** start of Dataset excerpts **

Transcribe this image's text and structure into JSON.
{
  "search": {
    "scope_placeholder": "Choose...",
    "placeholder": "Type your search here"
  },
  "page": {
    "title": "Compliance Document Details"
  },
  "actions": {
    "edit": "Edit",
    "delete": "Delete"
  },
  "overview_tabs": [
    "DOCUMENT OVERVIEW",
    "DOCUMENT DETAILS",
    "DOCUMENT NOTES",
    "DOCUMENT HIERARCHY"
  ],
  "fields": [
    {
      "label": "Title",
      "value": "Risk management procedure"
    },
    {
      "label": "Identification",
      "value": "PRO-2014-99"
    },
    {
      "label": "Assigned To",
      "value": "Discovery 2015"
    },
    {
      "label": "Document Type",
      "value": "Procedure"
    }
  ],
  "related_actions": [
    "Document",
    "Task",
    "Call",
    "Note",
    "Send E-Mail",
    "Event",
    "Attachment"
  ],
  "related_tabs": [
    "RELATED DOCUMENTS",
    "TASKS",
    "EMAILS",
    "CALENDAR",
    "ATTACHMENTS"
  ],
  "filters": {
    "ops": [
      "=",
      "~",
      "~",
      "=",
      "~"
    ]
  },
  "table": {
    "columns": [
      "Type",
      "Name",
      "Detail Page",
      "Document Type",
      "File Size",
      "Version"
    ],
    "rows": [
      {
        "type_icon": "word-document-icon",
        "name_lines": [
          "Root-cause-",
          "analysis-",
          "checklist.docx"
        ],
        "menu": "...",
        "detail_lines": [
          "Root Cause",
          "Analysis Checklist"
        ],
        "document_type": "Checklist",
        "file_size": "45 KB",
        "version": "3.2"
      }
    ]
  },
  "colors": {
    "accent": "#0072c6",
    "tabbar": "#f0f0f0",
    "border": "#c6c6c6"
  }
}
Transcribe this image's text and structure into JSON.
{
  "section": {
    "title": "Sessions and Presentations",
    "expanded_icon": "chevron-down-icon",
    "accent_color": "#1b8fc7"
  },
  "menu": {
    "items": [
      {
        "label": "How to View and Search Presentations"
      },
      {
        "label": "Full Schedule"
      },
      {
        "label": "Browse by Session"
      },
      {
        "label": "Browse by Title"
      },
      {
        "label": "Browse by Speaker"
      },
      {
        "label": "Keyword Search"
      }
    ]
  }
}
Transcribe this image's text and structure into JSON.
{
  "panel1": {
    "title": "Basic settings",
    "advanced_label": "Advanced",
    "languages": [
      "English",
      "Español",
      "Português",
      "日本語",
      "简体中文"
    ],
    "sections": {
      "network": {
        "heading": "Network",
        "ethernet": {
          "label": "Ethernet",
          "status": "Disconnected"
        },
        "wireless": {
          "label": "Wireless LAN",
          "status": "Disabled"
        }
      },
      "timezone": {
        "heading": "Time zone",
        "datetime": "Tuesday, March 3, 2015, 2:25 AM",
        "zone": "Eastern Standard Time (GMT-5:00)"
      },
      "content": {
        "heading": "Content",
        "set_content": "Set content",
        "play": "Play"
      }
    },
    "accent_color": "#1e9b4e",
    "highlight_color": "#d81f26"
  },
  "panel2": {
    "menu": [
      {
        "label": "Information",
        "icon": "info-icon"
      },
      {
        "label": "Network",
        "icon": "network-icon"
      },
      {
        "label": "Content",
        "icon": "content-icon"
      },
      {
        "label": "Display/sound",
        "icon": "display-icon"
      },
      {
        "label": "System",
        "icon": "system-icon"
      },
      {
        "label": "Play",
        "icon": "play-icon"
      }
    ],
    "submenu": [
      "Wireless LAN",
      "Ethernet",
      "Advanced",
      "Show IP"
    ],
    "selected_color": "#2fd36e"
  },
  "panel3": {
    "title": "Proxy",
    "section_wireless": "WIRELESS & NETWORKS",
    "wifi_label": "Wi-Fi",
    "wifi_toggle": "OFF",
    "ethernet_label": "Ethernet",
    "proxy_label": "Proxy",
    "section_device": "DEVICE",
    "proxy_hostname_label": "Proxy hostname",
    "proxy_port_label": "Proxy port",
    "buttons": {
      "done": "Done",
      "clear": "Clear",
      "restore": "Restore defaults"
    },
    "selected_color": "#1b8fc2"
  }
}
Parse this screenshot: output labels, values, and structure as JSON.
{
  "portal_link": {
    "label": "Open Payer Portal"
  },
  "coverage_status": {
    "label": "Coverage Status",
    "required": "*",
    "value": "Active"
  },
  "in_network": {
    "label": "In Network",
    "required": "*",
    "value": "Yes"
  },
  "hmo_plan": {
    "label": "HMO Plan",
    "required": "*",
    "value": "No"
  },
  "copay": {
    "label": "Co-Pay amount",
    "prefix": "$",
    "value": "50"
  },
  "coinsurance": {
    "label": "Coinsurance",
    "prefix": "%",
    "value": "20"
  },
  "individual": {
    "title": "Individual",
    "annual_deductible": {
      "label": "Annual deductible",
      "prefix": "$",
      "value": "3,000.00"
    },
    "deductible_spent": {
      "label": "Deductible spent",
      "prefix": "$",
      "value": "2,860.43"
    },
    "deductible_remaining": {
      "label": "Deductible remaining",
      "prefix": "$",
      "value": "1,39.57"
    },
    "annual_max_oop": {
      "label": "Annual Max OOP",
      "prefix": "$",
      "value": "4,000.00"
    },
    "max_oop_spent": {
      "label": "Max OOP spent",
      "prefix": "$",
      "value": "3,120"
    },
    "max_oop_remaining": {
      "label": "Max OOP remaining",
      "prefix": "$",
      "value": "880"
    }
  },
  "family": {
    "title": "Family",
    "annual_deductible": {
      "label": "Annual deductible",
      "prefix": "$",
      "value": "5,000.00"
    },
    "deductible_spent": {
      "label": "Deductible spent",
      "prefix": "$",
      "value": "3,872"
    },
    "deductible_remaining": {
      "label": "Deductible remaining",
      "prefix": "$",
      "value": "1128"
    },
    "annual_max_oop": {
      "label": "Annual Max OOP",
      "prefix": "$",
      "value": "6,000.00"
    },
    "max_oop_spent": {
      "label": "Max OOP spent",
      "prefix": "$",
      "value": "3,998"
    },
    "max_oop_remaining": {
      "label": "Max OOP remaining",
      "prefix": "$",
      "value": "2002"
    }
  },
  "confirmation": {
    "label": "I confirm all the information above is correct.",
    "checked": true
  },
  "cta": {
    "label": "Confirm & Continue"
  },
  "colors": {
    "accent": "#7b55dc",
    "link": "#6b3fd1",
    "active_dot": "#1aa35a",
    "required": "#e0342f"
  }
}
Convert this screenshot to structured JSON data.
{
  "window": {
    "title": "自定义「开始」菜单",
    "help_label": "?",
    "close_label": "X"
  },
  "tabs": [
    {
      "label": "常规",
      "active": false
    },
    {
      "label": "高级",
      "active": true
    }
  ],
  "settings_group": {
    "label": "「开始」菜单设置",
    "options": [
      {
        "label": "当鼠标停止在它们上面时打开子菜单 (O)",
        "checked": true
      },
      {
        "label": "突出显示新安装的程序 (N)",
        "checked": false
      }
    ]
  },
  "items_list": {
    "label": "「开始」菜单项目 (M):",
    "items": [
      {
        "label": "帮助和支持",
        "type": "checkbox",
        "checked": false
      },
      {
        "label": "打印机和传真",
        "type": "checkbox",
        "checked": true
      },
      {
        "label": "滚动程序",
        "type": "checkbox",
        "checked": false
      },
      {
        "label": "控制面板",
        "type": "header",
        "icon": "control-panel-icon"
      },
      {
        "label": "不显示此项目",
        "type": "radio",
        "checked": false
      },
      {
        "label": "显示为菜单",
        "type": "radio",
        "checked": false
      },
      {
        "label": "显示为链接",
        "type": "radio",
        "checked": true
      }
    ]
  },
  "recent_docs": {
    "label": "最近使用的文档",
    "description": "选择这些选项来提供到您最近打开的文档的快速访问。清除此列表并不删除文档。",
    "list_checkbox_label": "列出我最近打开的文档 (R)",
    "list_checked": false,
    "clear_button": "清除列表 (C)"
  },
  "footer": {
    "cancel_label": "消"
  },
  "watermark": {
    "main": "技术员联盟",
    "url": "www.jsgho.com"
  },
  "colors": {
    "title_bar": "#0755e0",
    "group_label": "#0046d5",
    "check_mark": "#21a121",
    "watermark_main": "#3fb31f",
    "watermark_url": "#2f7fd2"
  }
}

** end of Dataset excerpts **

### Exercise objective:
Collect each line of the entries that has the word "heading", copying it in full.

### Response to this task:
        "heading": "Network",
        "heading": "Time zone",
        "heading": "Content",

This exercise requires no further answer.